Task goal: Your task is to copy every line of the records below that contains "escapó".

Given records start

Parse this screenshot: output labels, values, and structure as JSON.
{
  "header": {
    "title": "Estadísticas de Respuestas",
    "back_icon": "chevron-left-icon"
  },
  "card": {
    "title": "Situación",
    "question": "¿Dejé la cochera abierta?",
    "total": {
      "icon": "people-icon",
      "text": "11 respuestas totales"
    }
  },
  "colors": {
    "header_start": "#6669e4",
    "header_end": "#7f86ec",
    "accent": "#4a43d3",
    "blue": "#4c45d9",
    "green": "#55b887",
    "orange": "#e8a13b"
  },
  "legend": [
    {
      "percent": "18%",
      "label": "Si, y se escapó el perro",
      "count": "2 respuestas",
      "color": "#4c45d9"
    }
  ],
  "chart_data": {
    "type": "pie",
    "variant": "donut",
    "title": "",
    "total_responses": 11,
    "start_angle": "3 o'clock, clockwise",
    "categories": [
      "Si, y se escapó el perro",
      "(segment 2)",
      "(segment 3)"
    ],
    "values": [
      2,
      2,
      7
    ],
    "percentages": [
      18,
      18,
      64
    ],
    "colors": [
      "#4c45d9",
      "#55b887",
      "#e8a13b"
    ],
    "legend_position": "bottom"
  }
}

Given records end

Complete output:
      "label": "Si, y se escapó el perro",
      "Si, y se escapó el perro",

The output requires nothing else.